Problem to work on
Copy every line that holds "正常图像".

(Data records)
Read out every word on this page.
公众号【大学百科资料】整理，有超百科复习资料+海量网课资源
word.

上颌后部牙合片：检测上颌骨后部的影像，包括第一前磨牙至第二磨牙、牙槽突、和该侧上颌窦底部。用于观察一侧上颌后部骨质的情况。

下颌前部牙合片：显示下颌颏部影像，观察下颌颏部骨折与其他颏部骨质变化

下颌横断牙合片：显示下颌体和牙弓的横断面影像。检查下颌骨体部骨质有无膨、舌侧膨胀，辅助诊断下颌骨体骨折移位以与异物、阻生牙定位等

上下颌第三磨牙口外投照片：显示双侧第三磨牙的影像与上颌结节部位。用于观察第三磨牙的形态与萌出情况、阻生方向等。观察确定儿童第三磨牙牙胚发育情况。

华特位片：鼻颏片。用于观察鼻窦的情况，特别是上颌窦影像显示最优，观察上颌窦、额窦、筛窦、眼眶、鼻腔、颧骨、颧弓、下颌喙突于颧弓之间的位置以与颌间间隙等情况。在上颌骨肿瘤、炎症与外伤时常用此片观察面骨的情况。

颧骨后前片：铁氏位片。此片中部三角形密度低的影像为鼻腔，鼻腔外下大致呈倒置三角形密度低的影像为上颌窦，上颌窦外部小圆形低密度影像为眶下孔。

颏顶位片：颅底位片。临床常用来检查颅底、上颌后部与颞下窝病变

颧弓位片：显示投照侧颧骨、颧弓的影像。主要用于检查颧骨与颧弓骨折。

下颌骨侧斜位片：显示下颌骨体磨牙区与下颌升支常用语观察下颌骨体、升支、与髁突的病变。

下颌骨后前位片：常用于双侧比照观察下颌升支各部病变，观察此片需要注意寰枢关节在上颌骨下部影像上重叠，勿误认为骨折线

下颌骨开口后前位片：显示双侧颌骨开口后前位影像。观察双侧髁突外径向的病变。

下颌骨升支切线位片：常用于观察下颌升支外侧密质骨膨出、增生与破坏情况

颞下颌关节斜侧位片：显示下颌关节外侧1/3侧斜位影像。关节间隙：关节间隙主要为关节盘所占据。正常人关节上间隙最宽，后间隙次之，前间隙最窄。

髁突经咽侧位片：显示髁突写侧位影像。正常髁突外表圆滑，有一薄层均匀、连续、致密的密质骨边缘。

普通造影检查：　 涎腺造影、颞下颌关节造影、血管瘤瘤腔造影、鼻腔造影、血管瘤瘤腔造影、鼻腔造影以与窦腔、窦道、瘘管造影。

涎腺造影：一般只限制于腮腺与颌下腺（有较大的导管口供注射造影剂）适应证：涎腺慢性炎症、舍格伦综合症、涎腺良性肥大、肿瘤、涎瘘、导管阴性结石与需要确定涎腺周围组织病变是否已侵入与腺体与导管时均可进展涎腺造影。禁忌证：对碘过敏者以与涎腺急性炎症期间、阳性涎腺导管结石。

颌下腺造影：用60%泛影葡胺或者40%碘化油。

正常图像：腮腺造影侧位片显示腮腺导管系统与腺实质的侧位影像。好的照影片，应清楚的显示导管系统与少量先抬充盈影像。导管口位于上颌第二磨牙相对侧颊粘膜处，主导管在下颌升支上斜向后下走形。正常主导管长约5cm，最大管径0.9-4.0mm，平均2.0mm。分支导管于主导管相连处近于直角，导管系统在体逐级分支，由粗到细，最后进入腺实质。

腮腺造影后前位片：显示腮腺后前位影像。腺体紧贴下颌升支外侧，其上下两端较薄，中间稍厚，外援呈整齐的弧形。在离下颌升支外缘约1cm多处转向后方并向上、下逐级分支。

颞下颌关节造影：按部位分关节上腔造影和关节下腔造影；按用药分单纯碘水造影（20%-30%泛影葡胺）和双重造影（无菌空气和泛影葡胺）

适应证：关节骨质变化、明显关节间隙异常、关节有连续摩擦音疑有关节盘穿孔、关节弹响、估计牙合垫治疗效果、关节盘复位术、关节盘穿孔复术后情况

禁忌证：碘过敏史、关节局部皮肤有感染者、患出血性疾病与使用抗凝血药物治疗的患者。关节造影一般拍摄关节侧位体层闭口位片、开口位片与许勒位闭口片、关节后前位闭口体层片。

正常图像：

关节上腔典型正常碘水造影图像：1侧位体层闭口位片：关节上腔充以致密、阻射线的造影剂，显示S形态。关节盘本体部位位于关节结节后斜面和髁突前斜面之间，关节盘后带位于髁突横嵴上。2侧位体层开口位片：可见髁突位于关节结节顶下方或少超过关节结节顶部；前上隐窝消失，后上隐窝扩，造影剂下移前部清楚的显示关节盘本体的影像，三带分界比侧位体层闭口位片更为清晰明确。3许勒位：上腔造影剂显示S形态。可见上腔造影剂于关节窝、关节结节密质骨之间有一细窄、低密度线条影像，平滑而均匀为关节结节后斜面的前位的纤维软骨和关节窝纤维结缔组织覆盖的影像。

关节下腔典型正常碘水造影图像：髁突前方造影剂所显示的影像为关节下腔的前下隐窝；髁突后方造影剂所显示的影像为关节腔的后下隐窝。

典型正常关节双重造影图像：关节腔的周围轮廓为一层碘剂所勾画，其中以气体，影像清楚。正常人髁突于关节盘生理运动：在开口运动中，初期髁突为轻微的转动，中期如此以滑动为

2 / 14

Result for this task
正常图像：腮腺造影侧位片显示腮腺导管系统与腺实质的侧位影像。好的照影片，应清楚的显示导管系统与少量先抬充盈影像。导管口位于上颌第二磨牙相对侧颊粘膜处，主导管在下颌升支上斜向后下走形。正常主导管长约5cm，最大管径0.9-4.0mm，平均2.0mm。分支导管于主导管相连处近于直角，导管系统在体逐级分支，由粗到细，最后进入腺实质。
正常图像：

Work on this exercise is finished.